Required work.
- A) In the NIS excerpt, replace "Security of tenure" with "Job security" and give the passage from "The NSIS was relocated" up to and including "Intelligence Service (NIS).".
- B) How would you condense the paragraph in the NIS excerpt that begins "In July 2025, Rigathi Gachagua alleged" while keeping its main facts?
- C) Do these statements agree with the NIS excerpt? For each, answer yes or no and quote the deciding words: (i) The NSIS director advises the President of Kenya on national security. (ii) NIS is divided into five directorates. (iii) The Intelligence Service Complaints Board was created under the NIS Service Act, 2012.

Excerpt.

BEGIN

NSIS's intelligence gathering work includes internal, external and strategic intelligence. The NSIS is charged with identifying conditions that threaten Kenya's political, economic and social stability. It develops techniques and strategies to neutralise such threats. The NSIS director is the national security advisor to the President of Kenya.

The NSIS was relocated from the notorious offices of Special Branch at Nyati House to new headquarters on the outskirts of Nairobi, near the Windsor Golf and Country Hotel. In April 1999, the Moi government appointed Pamela Mboya, the former permanent representative to the UN Habitat, to head a Committee that was charged with formulating a scheme of service for NSIS officers.

Security of tenure given to the Director General of NSIS is designed to protect them from abuse by members of the governing elite. They have the opportunity to say 'no' to any unlawful or sectarian instructions from their bosses without fear of losing their job.

===National Intelligence Service===
The NSIS was briefly renamed National Security Intelligence Service (NSIS) before settling on its current name, National Intelligence Service (NIS).

==Mission==
The National Intelligence Service in Kenya is concerned with:
- Detecting and identifying any potential threat to Kenya
- Advising the President and Government of any security threat to Kenya
- Taking steps to protect the security interests of Kenya whether political, military or economic
- Vetting people that may hold positions that require security clearance.

==Divisions==
NIS is divided into seven directorates led by:
1. a director of administration
2. a director of information technology
3. a director of internal intelligence
4. a director of external intelligence
5. a director of economic affairs, concerned with analysis and production
6. a director of operations
7. a director of the National Intelligence Academy.

==Controversies and abuse of authority==
===Abductions and extrajudicial killings===
In January 2019, a UN expert report alleged that NIS officers were involved in the tracking, abduction and rendition of South Sudanese activists, who were flown from Nairobi and then executed in Juba.
In January 2025, Justin Muturi alleged the NIS to be involved in the abduction of his son while he was cabinet secretary.
In July 2025, Rigathi Gachagua alleged that a 101-strong militia was recruited and trained to work within NIS with a mission of tracking, abducting, killing and covering up, while receiving instructions from the Director General for the abuse of authority actions. According to Gachagua, the militia was recruited and trained while he served as deputy president. Gachagua further alleged that 40 members of NIS were assigned to trail him while on a two-month tour of the US, intending to endanger his safety and trigger unrest in Kenya.

==Complaints against excesses and abuse of authority instances by the NIS==
In December 2024, the Public Service Commission recruited members of the Intelligence Service Complaints Board (ISCB). The Board, created under Section 66 of the NIS Service Act, 2012, is tasked with receiving and investigating complaints against the NIS and its officers.

END

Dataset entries
BEGIN

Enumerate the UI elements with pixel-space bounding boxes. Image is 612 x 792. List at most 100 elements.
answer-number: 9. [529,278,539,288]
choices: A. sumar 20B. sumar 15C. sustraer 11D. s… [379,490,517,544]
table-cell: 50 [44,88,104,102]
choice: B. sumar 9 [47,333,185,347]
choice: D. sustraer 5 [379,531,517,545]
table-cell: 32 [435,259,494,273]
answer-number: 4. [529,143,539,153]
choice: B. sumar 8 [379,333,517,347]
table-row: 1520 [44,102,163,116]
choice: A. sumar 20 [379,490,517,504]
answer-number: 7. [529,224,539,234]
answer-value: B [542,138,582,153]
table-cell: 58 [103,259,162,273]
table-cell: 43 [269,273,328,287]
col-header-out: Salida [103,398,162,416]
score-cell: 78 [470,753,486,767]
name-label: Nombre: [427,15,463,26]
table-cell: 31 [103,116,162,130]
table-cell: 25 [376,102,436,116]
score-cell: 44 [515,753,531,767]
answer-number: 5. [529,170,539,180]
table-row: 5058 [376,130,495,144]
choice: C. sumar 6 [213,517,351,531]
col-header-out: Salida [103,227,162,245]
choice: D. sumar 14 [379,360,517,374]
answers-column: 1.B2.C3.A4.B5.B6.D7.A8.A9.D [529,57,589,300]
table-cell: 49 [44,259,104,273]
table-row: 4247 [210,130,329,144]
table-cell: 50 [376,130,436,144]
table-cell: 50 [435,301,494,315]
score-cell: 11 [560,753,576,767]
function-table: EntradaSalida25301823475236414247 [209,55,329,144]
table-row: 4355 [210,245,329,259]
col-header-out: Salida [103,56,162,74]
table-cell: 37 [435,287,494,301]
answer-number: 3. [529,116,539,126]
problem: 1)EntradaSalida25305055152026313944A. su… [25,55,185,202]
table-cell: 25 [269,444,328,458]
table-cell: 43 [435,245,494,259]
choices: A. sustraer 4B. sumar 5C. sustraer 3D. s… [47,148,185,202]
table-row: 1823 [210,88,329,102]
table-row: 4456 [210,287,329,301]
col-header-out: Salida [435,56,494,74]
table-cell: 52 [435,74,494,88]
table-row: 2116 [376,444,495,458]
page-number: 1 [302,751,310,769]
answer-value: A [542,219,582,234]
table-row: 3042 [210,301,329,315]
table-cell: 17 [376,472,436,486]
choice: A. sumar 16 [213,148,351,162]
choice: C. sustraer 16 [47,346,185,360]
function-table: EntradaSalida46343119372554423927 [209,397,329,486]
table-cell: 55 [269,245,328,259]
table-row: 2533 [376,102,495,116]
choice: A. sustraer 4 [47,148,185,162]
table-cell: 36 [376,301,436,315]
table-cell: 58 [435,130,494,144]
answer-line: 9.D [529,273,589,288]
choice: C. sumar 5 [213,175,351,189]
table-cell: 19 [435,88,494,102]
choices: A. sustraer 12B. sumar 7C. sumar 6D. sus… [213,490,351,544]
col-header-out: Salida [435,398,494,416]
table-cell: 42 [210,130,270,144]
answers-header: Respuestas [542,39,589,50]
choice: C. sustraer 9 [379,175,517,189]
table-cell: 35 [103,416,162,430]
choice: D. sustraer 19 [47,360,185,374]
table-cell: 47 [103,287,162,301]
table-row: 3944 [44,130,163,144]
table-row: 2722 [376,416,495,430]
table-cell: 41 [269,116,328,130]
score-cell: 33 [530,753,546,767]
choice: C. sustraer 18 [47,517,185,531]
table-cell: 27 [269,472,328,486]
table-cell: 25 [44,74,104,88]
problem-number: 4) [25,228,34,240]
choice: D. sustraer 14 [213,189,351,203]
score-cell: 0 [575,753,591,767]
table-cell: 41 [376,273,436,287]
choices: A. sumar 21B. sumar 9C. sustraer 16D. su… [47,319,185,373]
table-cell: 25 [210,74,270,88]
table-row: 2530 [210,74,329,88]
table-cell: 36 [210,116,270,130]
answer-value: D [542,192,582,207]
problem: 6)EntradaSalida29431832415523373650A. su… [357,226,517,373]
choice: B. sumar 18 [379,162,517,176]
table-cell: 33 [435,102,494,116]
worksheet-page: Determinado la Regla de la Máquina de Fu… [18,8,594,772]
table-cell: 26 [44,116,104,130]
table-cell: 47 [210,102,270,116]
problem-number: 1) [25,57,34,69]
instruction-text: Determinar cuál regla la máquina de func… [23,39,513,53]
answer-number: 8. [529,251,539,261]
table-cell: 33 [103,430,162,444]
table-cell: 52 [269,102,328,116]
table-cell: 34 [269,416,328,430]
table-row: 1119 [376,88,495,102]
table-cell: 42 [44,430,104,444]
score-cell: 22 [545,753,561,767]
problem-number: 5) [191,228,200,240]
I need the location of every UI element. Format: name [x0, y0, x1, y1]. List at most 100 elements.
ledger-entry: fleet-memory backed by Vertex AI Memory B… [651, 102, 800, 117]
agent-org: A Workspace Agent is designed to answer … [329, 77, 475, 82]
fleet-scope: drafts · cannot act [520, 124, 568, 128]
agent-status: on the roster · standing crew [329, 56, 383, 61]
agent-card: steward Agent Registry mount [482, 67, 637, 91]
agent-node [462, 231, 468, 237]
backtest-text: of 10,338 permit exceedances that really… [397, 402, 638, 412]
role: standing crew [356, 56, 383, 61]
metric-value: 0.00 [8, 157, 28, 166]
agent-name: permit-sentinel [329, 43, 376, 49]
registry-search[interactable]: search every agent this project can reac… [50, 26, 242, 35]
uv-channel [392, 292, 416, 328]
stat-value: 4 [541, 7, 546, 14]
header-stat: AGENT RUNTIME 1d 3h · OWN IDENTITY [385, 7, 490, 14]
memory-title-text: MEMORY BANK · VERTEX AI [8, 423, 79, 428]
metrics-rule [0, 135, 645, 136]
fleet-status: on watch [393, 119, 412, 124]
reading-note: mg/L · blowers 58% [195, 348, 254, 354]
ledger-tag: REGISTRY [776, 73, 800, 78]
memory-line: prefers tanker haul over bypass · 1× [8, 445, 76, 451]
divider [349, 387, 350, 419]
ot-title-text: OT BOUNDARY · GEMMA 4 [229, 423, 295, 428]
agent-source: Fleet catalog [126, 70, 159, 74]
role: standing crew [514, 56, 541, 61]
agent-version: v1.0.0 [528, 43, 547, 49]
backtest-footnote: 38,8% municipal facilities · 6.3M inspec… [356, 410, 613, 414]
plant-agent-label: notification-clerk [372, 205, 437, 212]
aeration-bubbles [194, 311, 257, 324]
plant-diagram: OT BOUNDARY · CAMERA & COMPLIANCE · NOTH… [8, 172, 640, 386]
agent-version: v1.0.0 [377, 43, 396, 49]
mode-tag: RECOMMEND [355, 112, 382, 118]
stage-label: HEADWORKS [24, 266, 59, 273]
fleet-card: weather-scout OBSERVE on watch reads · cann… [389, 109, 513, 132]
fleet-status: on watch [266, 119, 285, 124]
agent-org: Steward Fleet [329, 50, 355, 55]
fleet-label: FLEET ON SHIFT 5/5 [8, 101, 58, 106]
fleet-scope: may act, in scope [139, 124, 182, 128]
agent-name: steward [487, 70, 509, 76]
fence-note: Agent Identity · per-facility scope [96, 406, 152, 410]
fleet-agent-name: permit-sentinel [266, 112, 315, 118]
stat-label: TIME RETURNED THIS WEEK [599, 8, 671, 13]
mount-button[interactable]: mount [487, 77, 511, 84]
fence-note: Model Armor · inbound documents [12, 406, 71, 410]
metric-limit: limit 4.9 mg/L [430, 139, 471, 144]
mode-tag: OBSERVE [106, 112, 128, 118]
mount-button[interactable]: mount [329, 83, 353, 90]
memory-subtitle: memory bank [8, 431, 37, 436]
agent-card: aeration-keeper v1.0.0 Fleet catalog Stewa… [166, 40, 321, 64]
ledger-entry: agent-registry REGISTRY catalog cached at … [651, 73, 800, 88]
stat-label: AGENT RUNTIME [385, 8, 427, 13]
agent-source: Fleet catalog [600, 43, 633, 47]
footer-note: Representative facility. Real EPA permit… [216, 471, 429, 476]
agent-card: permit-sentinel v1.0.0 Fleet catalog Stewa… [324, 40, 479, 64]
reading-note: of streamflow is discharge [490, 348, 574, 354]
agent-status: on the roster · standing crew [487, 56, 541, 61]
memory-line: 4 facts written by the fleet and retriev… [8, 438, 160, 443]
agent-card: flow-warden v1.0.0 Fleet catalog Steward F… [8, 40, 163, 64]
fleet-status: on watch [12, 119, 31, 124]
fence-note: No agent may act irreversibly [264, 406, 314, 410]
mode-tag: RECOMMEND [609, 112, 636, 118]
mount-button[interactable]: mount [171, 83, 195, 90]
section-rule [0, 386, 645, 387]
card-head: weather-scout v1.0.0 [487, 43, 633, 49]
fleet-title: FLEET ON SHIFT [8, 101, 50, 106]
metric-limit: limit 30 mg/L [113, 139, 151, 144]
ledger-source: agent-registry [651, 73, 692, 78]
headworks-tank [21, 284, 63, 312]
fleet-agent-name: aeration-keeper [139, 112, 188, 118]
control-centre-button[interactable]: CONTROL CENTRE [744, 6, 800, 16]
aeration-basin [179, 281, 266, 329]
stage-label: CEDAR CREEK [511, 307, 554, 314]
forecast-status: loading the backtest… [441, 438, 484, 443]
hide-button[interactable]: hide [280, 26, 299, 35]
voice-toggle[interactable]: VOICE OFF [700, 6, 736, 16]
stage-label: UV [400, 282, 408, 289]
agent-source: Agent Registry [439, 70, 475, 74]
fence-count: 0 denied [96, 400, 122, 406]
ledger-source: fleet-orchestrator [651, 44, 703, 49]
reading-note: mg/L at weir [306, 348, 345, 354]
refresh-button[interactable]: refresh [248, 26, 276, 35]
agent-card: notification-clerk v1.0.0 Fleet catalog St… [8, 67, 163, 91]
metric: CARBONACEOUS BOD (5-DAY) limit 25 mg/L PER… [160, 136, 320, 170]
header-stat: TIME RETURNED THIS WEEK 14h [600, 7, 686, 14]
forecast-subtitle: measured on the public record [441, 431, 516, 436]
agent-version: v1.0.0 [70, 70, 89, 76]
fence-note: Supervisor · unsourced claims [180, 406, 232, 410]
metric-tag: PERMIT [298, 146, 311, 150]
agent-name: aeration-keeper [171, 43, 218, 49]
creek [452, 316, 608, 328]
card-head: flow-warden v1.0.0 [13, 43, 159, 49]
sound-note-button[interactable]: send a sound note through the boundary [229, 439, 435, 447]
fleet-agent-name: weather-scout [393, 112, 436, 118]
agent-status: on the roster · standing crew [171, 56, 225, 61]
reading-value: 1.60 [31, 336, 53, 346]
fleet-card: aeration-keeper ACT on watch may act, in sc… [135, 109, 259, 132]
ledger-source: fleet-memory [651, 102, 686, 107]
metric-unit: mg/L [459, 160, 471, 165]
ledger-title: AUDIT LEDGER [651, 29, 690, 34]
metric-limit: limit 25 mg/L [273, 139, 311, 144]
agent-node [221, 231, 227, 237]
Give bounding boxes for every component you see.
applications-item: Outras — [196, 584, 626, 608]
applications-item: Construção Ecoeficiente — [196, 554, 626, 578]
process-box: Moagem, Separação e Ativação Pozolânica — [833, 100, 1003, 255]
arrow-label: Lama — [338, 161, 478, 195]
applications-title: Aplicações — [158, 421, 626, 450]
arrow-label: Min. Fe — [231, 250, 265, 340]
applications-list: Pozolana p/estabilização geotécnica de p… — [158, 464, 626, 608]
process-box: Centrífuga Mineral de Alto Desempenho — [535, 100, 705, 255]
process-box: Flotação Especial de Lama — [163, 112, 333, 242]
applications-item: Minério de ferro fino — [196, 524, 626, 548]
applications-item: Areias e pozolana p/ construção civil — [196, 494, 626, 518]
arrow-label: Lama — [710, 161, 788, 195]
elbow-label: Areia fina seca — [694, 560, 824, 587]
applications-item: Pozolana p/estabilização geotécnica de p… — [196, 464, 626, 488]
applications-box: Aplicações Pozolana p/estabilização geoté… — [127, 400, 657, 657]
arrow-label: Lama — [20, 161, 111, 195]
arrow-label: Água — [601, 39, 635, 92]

END

Answers for each item.
- A)
The NSIS was relocated from the notorious offices of Special Branch at Nyati House to new headquarters on the outskirts of Nairobi, near the Windsor Golf and Country Hotel. In April 1999, the Moi government appointed Pamela Mboya, the former permanent representative to the UN Habitat, to head a Committee that was charged with formulating a scheme of service for NSIS officers.

Job security given to the Director General of NSIS is designed to protect them from abuse by members of the governing elite. They have the opportunity to say 'no' to any unlawful or sectarian instructions from their bosses without fear of losing their job.

===National Intelligence Service===
The NSIS was briefly renamed National Security Intelligence Service (NSIS) before settling on its current name, National Intelligence Service (NIS).

- B) In July 2025, Rigathi Gachagua alleged that, while he was deputy president, a 101-strong militia was recruited and trained within NIS to track, abduct, kill and cover up on instructions from the Director General. He also alleged that 40 NIS members trailed him on a two-month US tour to endanger his safety and trigger unrest in Kenya.

- C)
(i) Yes: "The NSIS director is the national security advisor to the President of Kenya."
(ii) No: "NIS is divided into seven directorates"
(iii) Yes: "created under Section 66 of the NIS Service Act, 2012"